What is required: Nothing may be dropped or altered: reproduce all the data.

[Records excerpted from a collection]
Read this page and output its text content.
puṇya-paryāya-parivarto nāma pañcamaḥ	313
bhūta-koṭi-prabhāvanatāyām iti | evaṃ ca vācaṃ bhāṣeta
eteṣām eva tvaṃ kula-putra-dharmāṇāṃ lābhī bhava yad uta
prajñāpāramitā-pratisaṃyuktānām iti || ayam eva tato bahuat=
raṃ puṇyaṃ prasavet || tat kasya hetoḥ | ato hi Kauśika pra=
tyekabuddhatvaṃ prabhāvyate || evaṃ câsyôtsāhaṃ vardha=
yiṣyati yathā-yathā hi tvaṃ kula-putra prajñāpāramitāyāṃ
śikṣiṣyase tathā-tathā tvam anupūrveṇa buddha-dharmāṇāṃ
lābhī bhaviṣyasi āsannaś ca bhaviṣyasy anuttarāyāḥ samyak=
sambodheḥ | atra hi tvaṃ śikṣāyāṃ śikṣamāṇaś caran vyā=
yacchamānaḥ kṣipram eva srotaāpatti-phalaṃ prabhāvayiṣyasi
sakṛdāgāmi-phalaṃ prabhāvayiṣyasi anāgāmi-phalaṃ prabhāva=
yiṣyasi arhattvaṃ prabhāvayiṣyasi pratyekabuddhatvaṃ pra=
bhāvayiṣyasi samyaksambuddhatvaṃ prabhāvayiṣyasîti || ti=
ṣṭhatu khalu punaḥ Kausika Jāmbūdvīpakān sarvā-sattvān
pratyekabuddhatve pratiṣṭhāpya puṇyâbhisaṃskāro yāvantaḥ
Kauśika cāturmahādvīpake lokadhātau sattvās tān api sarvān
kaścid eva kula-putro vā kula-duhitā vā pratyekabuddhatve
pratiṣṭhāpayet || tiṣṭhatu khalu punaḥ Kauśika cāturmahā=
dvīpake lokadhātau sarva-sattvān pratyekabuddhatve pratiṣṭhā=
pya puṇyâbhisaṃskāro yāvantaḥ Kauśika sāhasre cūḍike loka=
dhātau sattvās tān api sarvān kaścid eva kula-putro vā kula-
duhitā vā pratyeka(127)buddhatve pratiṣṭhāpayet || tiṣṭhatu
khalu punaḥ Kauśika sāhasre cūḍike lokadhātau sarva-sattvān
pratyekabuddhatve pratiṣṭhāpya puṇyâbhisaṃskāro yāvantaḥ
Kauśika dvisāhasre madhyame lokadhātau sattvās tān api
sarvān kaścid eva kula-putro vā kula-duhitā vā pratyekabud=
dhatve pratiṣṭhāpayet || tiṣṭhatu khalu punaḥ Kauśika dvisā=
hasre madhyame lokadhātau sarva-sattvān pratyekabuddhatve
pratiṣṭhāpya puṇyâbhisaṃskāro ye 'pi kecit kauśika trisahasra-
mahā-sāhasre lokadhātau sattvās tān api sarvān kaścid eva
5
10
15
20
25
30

Solved problem:
Read this page and output its text content.
puṇya-paryāya-parivarto nāma pañcamaḥ	313
bhūta-koṭi-prabhāvanatāyām iti | evaṃ ca vācaṃ bhāṣeta
eteṣām eva tvaṃ kula-putra-dharmāṇāṃ lābhī bhava yad uta
prajñāpāramitā-pratisaṃyuktānām iti || ayam eva tato bahuat=
raṃ puṇyaṃ prasavet || tat kasya hetoḥ | ato hi Kauśika pra=
tyekabuddhatvaṃ prabhāvyate || evaṃ câsyôtsāhaṃ vardha=
yiṣyati yathā-yathā hi tvaṃ kula-putra prajñāpāramitāyāṃ
śikṣiṣyase tathā-tathā tvam anupūrveṇa buddha-dharmāṇāṃ
lābhī bhaviṣyasi āsannaś ca bhaviṣyasy anuttarāyāḥ samyak=
sambodheḥ | atra hi tvaṃ śikṣāyāṃ śikṣamāṇaś caran vyā=
yacchamānaḥ kṣipram eva srotaāpatti-phalaṃ prabhāvayiṣyasi
sakṛdāgāmi-phalaṃ prabhāvayiṣyasi anāgāmi-phalaṃ prabhāva=
yiṣyasi arhattvaṃ prabhāvayiṣyasi pratyekabuddhatvaṃ pra=
bhāvayiṣyasi samyaksambuddhatvaṃ prabhāvayiṣyasîti || ti=
ṣṭhatu khalu punaḥ Kausika Jāmbūdvīpakān sarvā-sattvān
pratyekabuddhatve pratiṣṭhāpya puṇyâbhisaṃskāro yāvantaḥ
Kauśika cāturmahādvīpake lokadhātau sattvās tān api sarvān
kaścid eva kula-putro vā kula-duhitā vā pratyekabuddhatve
pratiṣṭhāpayet || tiṣṭhatu khalu punaḥ Kauśika cāturmahā=
dvīpake lokadhātau sarva-sattvān pratyekabuddhatve pratiṣṭhā=
pya puṇyâbhisaṃskāro yāvantaḥ Kauśika sāhasre cūḍike loka=
dhātau sattvās tān api sarvān kaścid eva kula-putro vā kula-
duhitā vā pratyeka(127)buddhatve pratiṣṭhāpayet || tiṣṭhatu
khalu punaḥ Kauśika sāhasre cūḍike lokadhātau sarva-sattvān
pratyekabuddhatve pratiṣṭhāpya puṇyâbhisaṃskāro yāvantaḥ
Kauśika dvisāhasre madhyame lokadhātau sattvās tān api
sarvān kaścid eva kula-putro vā kula-duhitā vā pratyekabud=
dhatve pratiṣṭhāpayet || tiṣṭhatu khalu punaḥ Kauśika dvisā=
hasre madhyame lokadhātau sarva-sattvān pratyekabuddhatve
pratiṣṭhāpya puṇyâbhisaṃskāro ye 'pi kecit kauśika trisahasra-
mahā-sāhasre lokadhātau sattvās tān api sarvān kaścid eva
5
10
15
20
25
30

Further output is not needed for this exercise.